Task directions — Skip the pictures and extract all of the lines exactly as written.

* Start *

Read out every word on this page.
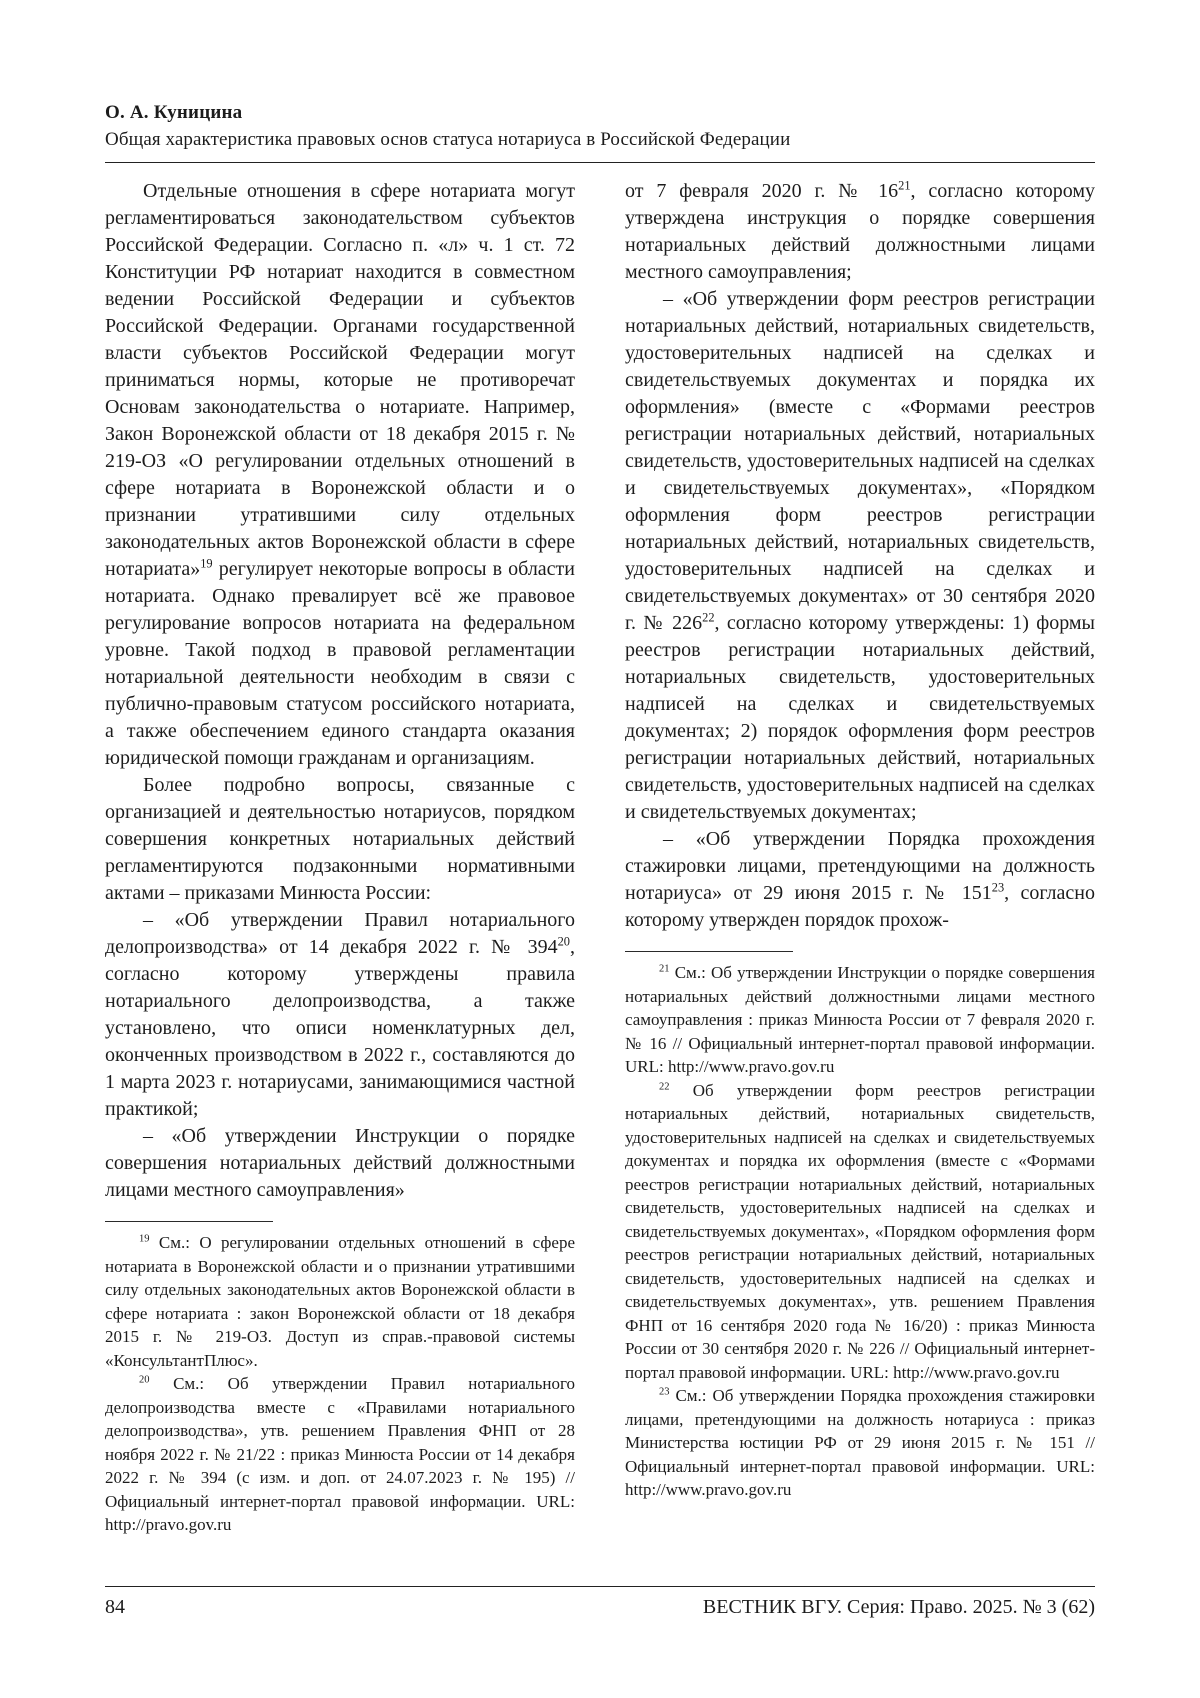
О. А. Куницина
Общая характеристика правовых основ статуса нотариуса в Российской Федерации

Отдельные отношения в сфере нотариата могут регламентироваться законодательством субъектов Российской Федерации. Согласно п. «л» ч. 1 ст. 72 Конституции РФ нотариат находится в совместном ведении Российской Федерации и субъектов Российской Федерации. Органами государственной власти субъектов Российской Федерации могут приниматься нормы, которые не противоречат Основам законодательства о нотариате. Например, Закон Воронежской области от 18 декабря 2015 г. № 219-ОЗ «О регулировании отдельных отношений в сфере нотариата в Воронежской области и о признании утратившими силу отдельных законодательных актов Воронежской области в сфере нотариата»$^{19}$ регулирует некоторые вопросы в области нотариата. Однако превалирует всё же правовое регулирование вопросов нотариата на федеральном уровне. Такой подход в правовой регламентации нотариальной деятельности необходим в связи с публично-правовым статусом российского нотариата, а также обеспечением единого стандарта оказания юридической помощи гражданам и организациям.

Более подробно вопросы, связанные с организацией и деятельностью нотариусов, порядком совершения конкретных нотариальных действий регламентируются подзаконными нормативными актами – приказами Минюста России:

– «Об утверждении Правил нотариального делопроизводства» от 14 декабря 2022 г. № $394^{20}$, согласно которому утверждены правила нотариального делопроизводства, а также установлено, что описи номенклатурных дел, оконченных производством в 2022 г., составляются до 1 марта 2023 г. нотариусами, занимающимися частной практикой;

– «Об утверждении Инструкции о порядке совершения нотариальных действий должностными лицами местного самоуправления»

$^{19}$ См.: О регулировании отдельных отношений в сфере нотариата в Воронежской области и о признании утратившими силу отдельных законодательных актов Воронежской области в сфере нотариата : закон Воронежской области от 18 декабря 2015 г. № 219-ОЗ. Доступ из справ.-правовой системы «КонсультантПлюс».

$^{20}$ См.: Об утверждении Правил нотариального делопроизводства вместе с «Правилами нотариального делопроизводства», утв. решением Правления ФНП от 28 ноября 2022 г. № 21/22 : приказ Минюста России от 14 декабря 2022 г. № 394 (с изм. и доп. от 24.07.2023 г. № 195) // Официальный интернет-портал правовой информации. URL: http://pravo.gov.ru

от 7 февраля 2020 г. № $16^{21}$, согласно которому утверждена инструкция о порядке совершения нотариальных действий должностными лицами местного самоуправления;

– «Об утверждении форм реестров регистрации нотариальных действий, нотариальных свидетельств, удостоверительных надписей на сделках и свидетельствуемых документах и порядка их оформления» (вместе с «Формами реестров регистрации нотариальных действий, нотариальных свидетельств, удостоверительных надписей на сделках и свидетельствуемых документах», «Порядком оформления форм реестров регистрации нотариальных действий, нотариальных свидетельств, удостоверительных надписей на сделках и свидетельствуемых документах» от 30 сентября 2020 г. № $226^{22}$, согласно которому утверждены: 1) формы реестров регистрации нотариальных действий, нотариальных свидетельств, удостоверительных надписей на сделках и свидетельствуемых документах; 2) порядок оформления форм реестров регистрации нотариальных действий, нотариальных свидетельств, удостоверительных надписей на сделках и свидетельствуемых документах;

– «Об утверждении Порядка прохождения стажировки лицами, претендующими на должность нотариуса» от 29 июня 2015 г. № $151^{23}$, согласно которому утвержден порядок прохож-

$^{21}$ См.: Об утверждении Инструкции о порядке совершения нотариальных действий должностными лицами местного самоуправления : приказ Минюста России от 7 февраля 2020 г. № 16 // Официальный интернет-портал правовой информации. URL: http://www.pravo.gov.ru

$^{22}$ Об утверждении форм реестров регистрации нотариальных действий, нотариальных свидетельств, удостоверительных надписей на сделках и свидетельствуемых документах и порядка их оформления (вместе с «Формами реестров регистрации нотариальных действий, нотариальных свидетельств, удостоверительных надписей на сделках и свидетельствуемых документах», «Порядком оформления форм реестров регистрации нотариальных действий, нотариальных свидетельств, удостоверительных надписей на сделках и свидетельствуемых документах», утв. решением Правления ФНП от 16 сентября 2020 года № 16/20) : приказ Минюста России от 30 сентября 2020 г. № 226 // Официальный интернет-портал правовой информации. URL: http://www.pravo.gov.ru

$^{23}$ См.: Об утверждении Порядка прохождения стажировки лицами, претендующими на должность нотариуса : приказ Министерства юстиции РФ от 29 июня 2015 г. № 151 // Официальный интернет-портал правовой информации. URL: http://www.pravo.gov.ru

84	ВЕСТНИК ВГУ. Серия: Право. 2025. № 3 (62)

* End *

Problem solution —
Read out every word on this page.
О. А. Куницина
Общая характеристика правовых основ статуса нотариуса в Российской Федерации

Отдельные отношения в сфере нотариата могут регламентироваться законодательством субъектов Российской Федерации. Согласно п. «л» ч. 1 ст. 72 Конституции РФ нотариат находится в совместном ведении Российской Федерации и субъектов Российской Федерации. Органами государственной власти субъектов Российской Федерации могут приниматься нормы, которые не противоречат Основам законодательства о нотариате. Например, Закон Воронежской области от 18 декабря 2015 г. № 219-ОЗ «О регулировании отдельных отношений в сфере нотариата в Воронежской области и о признании утратившими силу отдельных законодательных актов Воронежской области в сфере нотариата»$^{19}$ регулирует некоторые вопросы в области нотариата. Однако превалирует всё же правовое регулирование вопросов нотариата на федеральном уровне. Такой подход в правовой регламентации нотариальной деятельности необходим в связи с публично-правовым статусом российского нотариата, а также обеспечением единого стандарта оказания юридической помощи гражданам и организациям.

Более подробно вопросы, связанные с организацией и деятельностью нотариусов, порядком совершения конкретных нотариальных действий регламентируются подзаконными нормативными актами – приказами Минюста России:

– «Об утверждении Правил нотариального делопроизводства» от 14 декабря 2022 г. № $394^{20}$, согласно которому утверждены правила нотариального делопроизводства, а также установлено, что описи номенклатурных дел, оконченных производством в 2022 г., составляются до 1 марта 2023 г. нотариусами, занимающимися частной практикой;

– «Об утверждении Инструкции о порядке совершения нотариальных действий должностными лицами местного самоуправления»

$^{19}$ См.: О регулировании отдельных отношений в сфере нотариата в Воронежской области и о признании утратившими силу отдельных законодательных актов Воронежской области в сфере нотариата : закон Воронежской области от 18 декабря 2015 г. № 219-ОЗ. Доступ из справ.-правовой системы «КонсультантПлюс».

$^{20}$ См.: Об утверждении Правил нотариального делопроизводства вместе с «Правилами нотариального делопроизводства», утв. решением Правления ФНП от 28 ноября 2022 г. № 21/22 : приказ Минюста России от 14 декабря 2022 г. № 394 (с изм. и доп. от 24.07.2023 г. № 195) // Официальный интернет-портал правовой информации. URL: http://pravo.gov.ru

от 7 февраля 2020 г. № $16^{21}$, согласно которому утверждена инструкция о порядке совершения нотариальных действий должностными лицами местного самоуправления;

– «Об утверждении форм реестров регистрации нотариальных действий, нотариальных свидетельств, удостоверительных надписей на сделках и свидетельствуемых документах и порядка их оформления» (вместе с «Формами реестров регистрации нотариальных действий, нотариальных свидетельств, удостоверительных надписей на сделках и свидетельствуемых документах», «Порядком оформления форм реестров регистрации нотариальных действий, нотариальных свидетельств, удостоверительных надписей на сделках и свидетельствуемых документах» от 30 сентября 2020 г. № $226^{22}$, согласно которому утверждены: 1) формы реестров регистрации нотариальных действий, нотариальных свидетельств, удостоверительных надписей на сделках и свидетельствуемых документах; 2) порядок оформления форм реестров регистрации нотариальных действий, нотариальных свидетельств, удостоверительных надписей на сделках и свидетельствуемых документах;

– «Об утверждении Порядка прохождения стажировки лицами, претендующими на должность нотариуса» от 29 июня 2015 г. № $151^{23}$, согласно которому утвержден порядок прохож-

$^{21}$ См.: Об утверждении Инструкции о порядке совершения нотариальных действий должностными лицами местного самоуправления : приказ Минюста России от 7 февраля 2020 г. № 16 // Официальный интернет-портал правовой информации. URL: http://www.pravo.gov.ru

$^{22}$ Об утверждении форм реестров регистрации нотариальных действий, нотариальных свидетельств, удостоверительных надписей на сделках и свидетельствуемых документах и порядка их оформления (вместе с «Формами реестров регистрации нотариальных действий, нотариальных свидетельств, удостоверительных надписей на сделках и свидетельствуемых документах», «Порядком оформления форм реестров регистрации нотариальных действий, нотариальных свидетельств, удостоверительных надписей на сделках и свидетельствуемых документах», утв. решением Правления ФНП от 16 сентября 2020 года № 16/20) : приказ Минюста России от 30 сентября 2020 г. № 226 // Официальный интернет-портал правовой информации. URL: http://www.pravo.gov.ru

$^{23}$ См.: Об утверждении Порядка прохождения стажировки лицами, претендующими на должность нотариуса : приказ Министерства юстиции РФ от 29 июня 2015 г. № 151 // Официальный интернет-портал правовой информации. URL: http://www.pravo.gov.ru

84	ВЕСТНИК ВГУ. Серия: Право. 2025. № 3 (62)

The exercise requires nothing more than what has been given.